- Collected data
"""
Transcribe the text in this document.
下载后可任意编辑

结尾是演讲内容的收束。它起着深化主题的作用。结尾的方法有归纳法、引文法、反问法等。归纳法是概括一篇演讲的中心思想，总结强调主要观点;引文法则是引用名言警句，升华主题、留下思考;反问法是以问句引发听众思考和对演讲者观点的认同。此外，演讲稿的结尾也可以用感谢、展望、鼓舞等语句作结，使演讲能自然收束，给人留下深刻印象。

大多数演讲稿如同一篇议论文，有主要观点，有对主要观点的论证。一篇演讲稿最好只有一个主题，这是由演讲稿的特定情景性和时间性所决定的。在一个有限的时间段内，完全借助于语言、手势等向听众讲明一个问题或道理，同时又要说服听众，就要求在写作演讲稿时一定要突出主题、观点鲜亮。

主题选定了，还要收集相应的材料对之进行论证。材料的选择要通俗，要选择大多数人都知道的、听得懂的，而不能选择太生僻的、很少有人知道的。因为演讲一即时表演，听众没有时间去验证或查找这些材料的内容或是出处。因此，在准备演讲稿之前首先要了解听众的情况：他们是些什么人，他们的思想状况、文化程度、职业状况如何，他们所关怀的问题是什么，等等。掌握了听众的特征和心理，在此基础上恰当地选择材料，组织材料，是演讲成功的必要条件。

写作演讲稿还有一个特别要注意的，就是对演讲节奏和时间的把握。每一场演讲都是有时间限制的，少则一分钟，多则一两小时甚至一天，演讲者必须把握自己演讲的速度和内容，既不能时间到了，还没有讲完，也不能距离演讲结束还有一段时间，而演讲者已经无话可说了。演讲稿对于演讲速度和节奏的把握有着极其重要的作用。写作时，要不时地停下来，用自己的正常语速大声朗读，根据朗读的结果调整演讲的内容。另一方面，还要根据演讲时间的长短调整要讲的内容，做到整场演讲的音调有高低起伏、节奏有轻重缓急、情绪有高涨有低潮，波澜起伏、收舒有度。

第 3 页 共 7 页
"""
- Task statement
Recopy the whole listing exactly.

- Exercise answer
Transcribe the text in this document.
下载后可任意编辑

结尾是演讲内容的收束。它起着深化主题的作用。结尾的方法有归纳法、引文法、反问法等。归纳法是概括一篇演讲的中心思想，总结强调主要观点;引文法则是引用名言警句，升华主题、留下思考;反问法是以问句引发听众思考和对演讲者观点的认同。此外，演讲稿的结尾也可以用感谢、展望、鼓舞等语句作结，使演讲能自然收束，给人留下深刻印象。

大多数演讲稿如同一篇议论文，有主要观点，有对主要观点的论证。一篇演讲稿最好只有一个主题，这是由演讲稿的特定情景性和时间性所决定的。在一个有限的时间段内，完全借助于语言、手势等向听众讲明一个问题或道理，同时又要说服听众，就要求在写作演讲稿时一定要突出主题、观点鲜亮。

主题选定了，还要收集相应的材料对之进行论证。材料的选择要通俗，要选择大多数人都知道的、听得懂的，而不能选择太生僻的、很少有人知道的。因为演讲一即时表演，听众没有时间去验证或查找这些材料的内容或是出处。因此，在准备演讲稿之前首先要了解听众的情况：他们是些什么人，他们的思想状况、文化程度、职业状况如何，他们所关怀的问题是什么，等等。掌握了听众的特征和心理，在此基础上恰当地选择材料，组织材料，是演讲成功的必要条件。

写作演讲稿还有一个特别要注意的，就是对演讲节奏和时间的把握。每一场演讲都是有时间限制的，少则一分钟，多则一两小时甚至一天，演讲者必须把握自己演讲的速度和内容，既不能时间到了，还没有讲完，也不能距离演讲结束还有一段时间，而演讲者已经无话可说了。演讲稿对于演讲速度和节奏的把握有着极其重要的作用。写作时，要不时地停下来，用自己的正常语速大声朗读，根据朗读的结果调整演讲的内容。另一方面，还要根据演讲时间的长短调整要讲的内容，做到整场演讲的音调有高低起伏、节奏有轻重缓急、情绪有高涨有低潮，波澜起伏、收舒有度。

第 3 页 共 7 页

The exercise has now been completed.